◆ GIVEN TASK
Copy each of the rows below word for word, in their original order.
_ _ _ _
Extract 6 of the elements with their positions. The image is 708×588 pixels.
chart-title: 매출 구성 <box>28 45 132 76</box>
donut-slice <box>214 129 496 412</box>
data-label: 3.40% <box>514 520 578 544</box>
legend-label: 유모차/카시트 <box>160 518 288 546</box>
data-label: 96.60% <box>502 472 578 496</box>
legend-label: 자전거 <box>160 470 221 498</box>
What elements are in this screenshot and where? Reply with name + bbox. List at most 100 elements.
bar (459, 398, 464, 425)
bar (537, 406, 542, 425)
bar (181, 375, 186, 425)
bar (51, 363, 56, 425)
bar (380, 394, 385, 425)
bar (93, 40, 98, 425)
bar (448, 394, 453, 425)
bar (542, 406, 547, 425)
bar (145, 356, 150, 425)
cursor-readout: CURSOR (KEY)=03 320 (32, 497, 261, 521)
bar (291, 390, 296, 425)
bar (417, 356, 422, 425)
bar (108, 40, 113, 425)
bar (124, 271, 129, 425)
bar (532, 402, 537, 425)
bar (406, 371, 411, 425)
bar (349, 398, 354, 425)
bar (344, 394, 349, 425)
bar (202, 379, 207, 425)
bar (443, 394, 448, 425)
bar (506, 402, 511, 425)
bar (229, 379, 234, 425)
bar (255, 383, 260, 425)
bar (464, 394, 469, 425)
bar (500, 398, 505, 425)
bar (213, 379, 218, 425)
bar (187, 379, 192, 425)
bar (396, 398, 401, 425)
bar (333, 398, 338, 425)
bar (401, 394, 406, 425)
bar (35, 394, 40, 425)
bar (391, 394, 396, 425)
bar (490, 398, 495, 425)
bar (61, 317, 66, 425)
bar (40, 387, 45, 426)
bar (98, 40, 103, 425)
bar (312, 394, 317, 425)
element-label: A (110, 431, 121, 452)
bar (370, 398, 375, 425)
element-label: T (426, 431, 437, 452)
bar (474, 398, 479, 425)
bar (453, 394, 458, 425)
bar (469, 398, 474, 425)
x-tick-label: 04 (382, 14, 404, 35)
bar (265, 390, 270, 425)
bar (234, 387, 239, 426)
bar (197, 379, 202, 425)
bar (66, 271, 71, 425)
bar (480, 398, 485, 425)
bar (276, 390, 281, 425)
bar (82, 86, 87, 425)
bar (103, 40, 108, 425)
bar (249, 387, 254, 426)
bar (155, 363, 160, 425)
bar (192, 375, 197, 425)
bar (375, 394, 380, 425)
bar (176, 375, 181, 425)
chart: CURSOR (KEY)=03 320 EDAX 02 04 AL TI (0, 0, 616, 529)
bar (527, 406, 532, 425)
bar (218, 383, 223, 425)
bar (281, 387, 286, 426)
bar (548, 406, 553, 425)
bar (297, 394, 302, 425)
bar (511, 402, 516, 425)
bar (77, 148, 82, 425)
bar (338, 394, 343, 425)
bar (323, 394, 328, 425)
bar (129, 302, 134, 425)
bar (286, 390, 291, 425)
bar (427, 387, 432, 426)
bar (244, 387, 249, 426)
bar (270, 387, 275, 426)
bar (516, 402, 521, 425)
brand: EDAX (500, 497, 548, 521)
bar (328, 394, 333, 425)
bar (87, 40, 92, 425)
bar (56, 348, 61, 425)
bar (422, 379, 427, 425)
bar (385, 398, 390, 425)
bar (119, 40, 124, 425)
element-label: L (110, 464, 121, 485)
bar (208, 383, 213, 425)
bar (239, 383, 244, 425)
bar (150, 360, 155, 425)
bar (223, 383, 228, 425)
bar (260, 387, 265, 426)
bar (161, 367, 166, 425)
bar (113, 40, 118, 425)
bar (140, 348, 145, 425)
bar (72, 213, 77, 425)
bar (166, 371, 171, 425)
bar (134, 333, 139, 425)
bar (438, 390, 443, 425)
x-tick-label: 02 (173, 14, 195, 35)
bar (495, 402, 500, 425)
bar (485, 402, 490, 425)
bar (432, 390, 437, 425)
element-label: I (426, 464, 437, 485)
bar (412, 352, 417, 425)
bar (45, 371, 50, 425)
_ _ _ _
◆ FINAL RESULT
Extract 6 of the elements with their positions. The image is 708×588 pixels.
chart-title: 매출 구성 <box>28 45 132 76</box>
donut-slice <box>214 129 496 412</box>
data-label: 3.40% <box>514 520 578 544</box>
legend-label: 유모차/카시트 <box>160 518 288 546</box>
data-label: 96.60% <box>502 472 578 496</box>
legend-label: 자전거 <box>160 470 221 498</box>
What elements are in this screenshot and where? Reply with name + bbox. List at most 100 elements.
bar (459, 398, 464, 425)
bar (537, 406, 542, 425)
bar (181, 375, 186, 425)
bar (51, 363, 56, 425)
bar (380, 394, 385, 425)
bar (93, 40, 98, 425)
bar (448, 394, 453, 425)
bar (542, 406, 547, 425)
bar (145, 356, 150, 425)
cursor-readout: CURSOR (KEY)=03 320 (32, 497, 261, 521)
bar (291, 390, 296, 425)
bar (417, 356, 422, 425)
bar (108, 40, 113, 425)
bar (124, 271, 129, 425)
bar (532, 402, 537, 425)
bar (406, 371, 411, 425)
bar (349, 398, 354, 425)
bar (344, 394, 349, 425)
bar (202, 379, 207, 425)
bar (443, 394, 448, 425)
bar (506, 402, 511, 425)
bar (229, 379, 234, 425)
bar (255, 383, 260, 425)
bar (464, 394, 469, 425)
bar (500, 398, 505, 425)
bar (213, 379, 218, 425)
bar (187, 379, 192, 425)
bar (396, 398, 401, 425)
bar (333, 398, 338, 425)
bar (401, 394, 406, 425)
bar (35, 394, 40, 425)
bar (391, 394, 396, 425)
bar (490, 398, 495, 425)
bar (61, 317, 66, 425)
bar (40, 387, 45, 426)
bar (98, 40, 103, 425)
bar (312, 394, 317, 425)
element-label: A (110, 431, 121, 452)
bar (370, 398, 375, 425)
element-label: T (426, 431, 437, 452)
bar (474, 398, 479, 425)
bar (453, 394, 458, 425)
bar (469, 398, 474, 425)
x-tick-label: 04 (382, 14, 404, 35)
bar (265, 390, 270, 425)
bar (234, 387, 239, 426)
bar (197, 379, 202, 425)
bar (66, 271, 71, 425)
bar (480, 398, 485, 425)
bar (276, 390, 281, 425)
bar (82, 86, 87, 425)
bar (103, 40, 108, 425)
bar (249, 387, 254, 426)
bar (155, 363, 160, 425)
bar (192, 375, 197, 425)
bar (375, 394, 380, 425)
bar (176, 375, 181, 425)
chart: CURSOR (KEY)=03 320 EDAX 02 04 AL TI (0, 0, 616, 529)
bar (527, 406, 532, 425)
bar (218, 383, 223, 425)
bar (281, 387, 286, 426)
bar (548, 406, 553, 425)
bar (297, 394, 302, 425)
bar (511, 402, 516, 425)
bar (77, 148, 82, 425)
bar (338, 394, 343, 425)
bar (323, 394, 328, 425)
bar (129, 302, 134, 425)
bar (286, 390, 291, 425)
bar (427, 387, 432, 426)
bar (244, 387, 249, 426)
bar (270, 387, 275, 426)
bar (516, 402, 521, 425)
brand: EDAX (500, 497, 548, 521)
bar (328, 394, 333, 425)
bar (87, 40, 92, 425)
bar (56, 348, 61, 425)
bar (422, 379, 427, 425)
bar (385, 398, 390, 425)
bar (119, 40, 124, 425)
element-label: L (110, 464, 121, 485)
bar (208, 383, 213, 425)
bar (239, 383, 244, 425)
bar (150, 360, 155, 425)
bar (223, 383, 228, 425)
bar (260, 387, 265, 426)
bar (161, 367, 166, 425)
bar (113, 40, 118, 425)
bar (140, 348, 145, 425)
bar (72, 213, 77, 425)
bar (166, 371, 171, 425)
bar (134, 333, 139, 425)
bar (438, 390, 443, 425)
x-tick-label: 02 (173, 14, 195, 35)
bar (495, 402, 500, 425)
bar (485, 402, 490, 425)
bar (432, 390, 437, 425)
element-label: I (426, 464, 437, 485)
bar (412, 352, 417, 425)
bar (45, 371, 50, 425)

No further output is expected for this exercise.